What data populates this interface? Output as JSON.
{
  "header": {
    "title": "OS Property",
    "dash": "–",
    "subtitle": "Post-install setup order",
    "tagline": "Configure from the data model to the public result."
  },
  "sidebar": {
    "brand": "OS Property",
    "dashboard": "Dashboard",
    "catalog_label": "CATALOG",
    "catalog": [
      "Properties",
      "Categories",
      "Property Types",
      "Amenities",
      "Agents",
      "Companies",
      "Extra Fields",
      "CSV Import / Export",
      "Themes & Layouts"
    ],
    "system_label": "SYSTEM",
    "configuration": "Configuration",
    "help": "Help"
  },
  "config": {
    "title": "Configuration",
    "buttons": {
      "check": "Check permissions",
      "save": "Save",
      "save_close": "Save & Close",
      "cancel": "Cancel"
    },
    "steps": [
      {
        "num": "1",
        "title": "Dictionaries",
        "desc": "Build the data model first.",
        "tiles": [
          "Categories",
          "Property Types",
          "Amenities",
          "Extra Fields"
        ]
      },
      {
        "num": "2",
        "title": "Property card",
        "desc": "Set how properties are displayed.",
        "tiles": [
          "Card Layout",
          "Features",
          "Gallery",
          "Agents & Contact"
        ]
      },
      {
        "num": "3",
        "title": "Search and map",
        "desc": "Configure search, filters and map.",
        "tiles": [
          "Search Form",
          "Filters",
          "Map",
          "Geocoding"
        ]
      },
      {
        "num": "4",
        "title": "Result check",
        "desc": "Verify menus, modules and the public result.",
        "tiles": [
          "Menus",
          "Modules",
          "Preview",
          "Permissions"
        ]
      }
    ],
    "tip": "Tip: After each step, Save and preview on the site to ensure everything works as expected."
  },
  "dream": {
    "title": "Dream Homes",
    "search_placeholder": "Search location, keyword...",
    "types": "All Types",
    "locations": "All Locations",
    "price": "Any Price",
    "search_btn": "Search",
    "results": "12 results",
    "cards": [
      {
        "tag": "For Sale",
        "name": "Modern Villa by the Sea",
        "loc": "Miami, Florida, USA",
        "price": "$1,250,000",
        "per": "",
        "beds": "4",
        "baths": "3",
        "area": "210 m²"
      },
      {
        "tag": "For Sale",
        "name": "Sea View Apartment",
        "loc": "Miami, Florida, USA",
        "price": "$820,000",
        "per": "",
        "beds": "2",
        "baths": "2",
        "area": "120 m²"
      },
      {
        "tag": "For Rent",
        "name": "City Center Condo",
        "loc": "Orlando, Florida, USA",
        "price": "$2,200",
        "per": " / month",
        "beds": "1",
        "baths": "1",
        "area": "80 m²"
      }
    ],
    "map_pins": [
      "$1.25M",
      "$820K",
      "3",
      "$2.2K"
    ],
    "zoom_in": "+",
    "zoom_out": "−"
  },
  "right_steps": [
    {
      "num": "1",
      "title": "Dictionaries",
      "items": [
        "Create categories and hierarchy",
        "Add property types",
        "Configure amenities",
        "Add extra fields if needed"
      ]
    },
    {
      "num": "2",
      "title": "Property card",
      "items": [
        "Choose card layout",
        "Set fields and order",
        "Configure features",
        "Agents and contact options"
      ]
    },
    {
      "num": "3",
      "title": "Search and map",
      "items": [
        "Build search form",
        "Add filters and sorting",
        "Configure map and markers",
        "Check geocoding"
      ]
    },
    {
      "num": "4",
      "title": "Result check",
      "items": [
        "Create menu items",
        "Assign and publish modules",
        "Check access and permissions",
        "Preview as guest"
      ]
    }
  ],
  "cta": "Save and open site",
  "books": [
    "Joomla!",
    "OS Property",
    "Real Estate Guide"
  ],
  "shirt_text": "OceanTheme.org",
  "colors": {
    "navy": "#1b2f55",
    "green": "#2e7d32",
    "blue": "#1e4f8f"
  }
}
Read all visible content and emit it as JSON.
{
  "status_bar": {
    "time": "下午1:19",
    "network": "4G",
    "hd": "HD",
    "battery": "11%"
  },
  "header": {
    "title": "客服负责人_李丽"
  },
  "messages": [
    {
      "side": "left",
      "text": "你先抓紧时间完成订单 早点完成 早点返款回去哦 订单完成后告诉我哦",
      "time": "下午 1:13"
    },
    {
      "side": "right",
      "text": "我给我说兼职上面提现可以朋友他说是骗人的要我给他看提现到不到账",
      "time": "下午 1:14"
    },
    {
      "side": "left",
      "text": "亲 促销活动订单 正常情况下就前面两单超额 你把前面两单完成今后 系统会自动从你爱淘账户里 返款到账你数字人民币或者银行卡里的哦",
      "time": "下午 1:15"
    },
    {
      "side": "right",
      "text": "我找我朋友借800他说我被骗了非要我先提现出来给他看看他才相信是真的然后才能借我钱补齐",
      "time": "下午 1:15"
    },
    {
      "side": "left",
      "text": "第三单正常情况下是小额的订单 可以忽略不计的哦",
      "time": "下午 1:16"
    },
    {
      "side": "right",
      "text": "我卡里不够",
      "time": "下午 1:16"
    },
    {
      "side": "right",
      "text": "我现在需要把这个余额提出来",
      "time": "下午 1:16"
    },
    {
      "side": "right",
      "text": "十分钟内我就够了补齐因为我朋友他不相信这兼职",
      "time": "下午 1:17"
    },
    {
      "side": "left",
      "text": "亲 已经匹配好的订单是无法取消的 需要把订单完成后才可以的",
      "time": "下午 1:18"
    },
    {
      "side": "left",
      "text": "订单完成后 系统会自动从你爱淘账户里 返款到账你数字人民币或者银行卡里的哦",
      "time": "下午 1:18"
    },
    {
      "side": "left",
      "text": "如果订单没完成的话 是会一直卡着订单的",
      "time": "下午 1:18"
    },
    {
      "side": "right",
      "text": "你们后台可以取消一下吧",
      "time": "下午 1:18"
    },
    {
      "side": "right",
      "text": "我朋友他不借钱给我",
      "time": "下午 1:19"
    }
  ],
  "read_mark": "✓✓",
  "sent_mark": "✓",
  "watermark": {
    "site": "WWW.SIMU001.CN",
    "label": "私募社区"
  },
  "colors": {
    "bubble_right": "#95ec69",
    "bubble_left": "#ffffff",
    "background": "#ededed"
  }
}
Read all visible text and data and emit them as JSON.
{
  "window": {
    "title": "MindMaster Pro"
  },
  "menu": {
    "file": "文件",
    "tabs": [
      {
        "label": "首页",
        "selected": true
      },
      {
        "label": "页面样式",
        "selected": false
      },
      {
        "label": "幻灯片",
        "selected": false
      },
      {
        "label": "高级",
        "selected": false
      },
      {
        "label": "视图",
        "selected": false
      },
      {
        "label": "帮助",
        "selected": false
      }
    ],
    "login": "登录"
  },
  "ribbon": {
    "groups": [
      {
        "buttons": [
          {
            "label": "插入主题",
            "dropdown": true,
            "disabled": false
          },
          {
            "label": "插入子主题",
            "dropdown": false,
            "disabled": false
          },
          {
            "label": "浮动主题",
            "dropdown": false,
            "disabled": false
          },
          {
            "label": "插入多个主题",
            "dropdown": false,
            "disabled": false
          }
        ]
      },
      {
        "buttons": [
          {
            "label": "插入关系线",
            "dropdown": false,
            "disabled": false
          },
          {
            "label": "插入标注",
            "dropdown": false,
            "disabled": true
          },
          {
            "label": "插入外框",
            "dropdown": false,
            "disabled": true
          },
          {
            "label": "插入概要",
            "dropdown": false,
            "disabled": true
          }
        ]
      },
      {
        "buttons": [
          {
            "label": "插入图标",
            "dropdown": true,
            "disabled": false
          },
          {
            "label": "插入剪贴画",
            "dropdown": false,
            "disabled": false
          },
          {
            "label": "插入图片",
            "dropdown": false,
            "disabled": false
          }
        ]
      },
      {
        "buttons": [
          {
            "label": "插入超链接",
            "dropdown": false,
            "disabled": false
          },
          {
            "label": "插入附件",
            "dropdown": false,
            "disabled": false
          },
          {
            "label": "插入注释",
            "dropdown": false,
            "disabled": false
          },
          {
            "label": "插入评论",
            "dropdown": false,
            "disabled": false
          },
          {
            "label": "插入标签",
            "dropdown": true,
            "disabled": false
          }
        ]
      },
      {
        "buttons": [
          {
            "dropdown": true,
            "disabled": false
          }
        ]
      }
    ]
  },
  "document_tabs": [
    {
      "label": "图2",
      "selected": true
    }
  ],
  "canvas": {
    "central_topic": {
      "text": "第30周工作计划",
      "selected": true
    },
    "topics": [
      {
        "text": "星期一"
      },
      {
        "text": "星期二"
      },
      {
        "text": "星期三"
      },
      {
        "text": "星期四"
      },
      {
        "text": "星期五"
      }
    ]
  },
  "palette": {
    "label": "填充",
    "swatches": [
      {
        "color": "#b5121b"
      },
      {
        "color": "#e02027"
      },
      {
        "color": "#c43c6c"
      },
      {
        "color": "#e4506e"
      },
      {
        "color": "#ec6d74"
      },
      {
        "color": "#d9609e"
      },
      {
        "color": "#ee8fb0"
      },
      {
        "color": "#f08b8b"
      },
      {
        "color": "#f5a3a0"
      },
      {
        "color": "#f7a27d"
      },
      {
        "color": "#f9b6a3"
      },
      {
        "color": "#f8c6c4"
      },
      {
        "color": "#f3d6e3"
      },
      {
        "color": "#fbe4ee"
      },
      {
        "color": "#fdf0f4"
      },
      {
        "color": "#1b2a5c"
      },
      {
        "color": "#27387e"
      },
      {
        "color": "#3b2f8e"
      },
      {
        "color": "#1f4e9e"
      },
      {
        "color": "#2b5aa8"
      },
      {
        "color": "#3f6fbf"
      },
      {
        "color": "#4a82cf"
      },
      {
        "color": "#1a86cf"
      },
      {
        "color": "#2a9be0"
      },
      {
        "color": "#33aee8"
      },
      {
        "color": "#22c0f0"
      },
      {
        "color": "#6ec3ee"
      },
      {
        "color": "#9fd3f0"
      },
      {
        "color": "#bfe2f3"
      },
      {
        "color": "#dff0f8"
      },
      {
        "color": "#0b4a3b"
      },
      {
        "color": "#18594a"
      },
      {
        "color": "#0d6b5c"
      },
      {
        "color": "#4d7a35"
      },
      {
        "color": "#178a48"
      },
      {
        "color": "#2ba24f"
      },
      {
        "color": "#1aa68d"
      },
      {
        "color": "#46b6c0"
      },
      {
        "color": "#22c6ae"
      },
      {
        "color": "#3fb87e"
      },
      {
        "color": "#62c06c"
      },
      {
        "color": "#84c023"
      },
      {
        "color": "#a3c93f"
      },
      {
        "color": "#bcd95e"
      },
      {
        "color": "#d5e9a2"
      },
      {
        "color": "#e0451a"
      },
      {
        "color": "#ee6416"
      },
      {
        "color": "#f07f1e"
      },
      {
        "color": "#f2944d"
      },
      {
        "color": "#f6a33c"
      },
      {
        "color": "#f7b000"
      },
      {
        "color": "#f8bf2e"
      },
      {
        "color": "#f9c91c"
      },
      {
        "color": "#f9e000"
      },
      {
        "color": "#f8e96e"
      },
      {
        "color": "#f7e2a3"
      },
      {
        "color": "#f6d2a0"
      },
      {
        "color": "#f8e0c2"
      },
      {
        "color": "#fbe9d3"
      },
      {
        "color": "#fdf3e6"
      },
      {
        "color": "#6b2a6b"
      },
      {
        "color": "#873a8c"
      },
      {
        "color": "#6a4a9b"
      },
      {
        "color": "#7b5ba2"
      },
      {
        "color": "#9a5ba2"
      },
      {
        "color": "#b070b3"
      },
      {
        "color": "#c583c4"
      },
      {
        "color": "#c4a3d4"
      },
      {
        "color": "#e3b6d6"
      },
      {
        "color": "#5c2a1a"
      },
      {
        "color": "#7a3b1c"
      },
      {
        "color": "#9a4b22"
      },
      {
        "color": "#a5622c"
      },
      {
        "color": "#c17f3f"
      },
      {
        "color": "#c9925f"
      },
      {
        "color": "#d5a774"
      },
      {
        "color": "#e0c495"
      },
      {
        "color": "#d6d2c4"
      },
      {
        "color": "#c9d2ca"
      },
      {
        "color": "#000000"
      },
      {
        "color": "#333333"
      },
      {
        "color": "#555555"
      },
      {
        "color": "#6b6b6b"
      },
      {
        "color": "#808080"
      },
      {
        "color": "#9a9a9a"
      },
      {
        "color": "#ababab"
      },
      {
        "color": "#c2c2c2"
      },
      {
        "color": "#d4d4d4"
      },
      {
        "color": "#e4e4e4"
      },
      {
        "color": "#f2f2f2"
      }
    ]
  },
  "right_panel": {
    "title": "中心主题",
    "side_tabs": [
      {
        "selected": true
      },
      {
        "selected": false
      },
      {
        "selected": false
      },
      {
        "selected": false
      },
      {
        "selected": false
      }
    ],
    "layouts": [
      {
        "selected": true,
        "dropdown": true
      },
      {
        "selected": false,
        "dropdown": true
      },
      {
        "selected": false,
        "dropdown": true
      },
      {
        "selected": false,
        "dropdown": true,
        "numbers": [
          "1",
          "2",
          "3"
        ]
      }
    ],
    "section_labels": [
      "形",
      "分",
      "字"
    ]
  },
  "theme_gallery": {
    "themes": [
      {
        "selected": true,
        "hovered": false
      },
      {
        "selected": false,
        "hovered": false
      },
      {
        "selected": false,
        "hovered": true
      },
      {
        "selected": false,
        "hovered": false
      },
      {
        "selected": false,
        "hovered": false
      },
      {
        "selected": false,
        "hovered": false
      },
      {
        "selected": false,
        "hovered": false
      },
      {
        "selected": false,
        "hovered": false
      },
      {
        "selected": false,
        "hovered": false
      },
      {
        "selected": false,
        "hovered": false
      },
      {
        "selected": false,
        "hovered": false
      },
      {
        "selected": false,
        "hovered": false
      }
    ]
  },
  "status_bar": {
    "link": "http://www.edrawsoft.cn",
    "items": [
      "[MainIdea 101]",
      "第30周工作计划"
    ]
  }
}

##############################

TASK TO COMPLETE
Go through the records and copy each line with "emit" in it.

EXERCISE SOLUTION
Read all visible content and emit it as JSON.
Read all visible text and data and emit them as JSON.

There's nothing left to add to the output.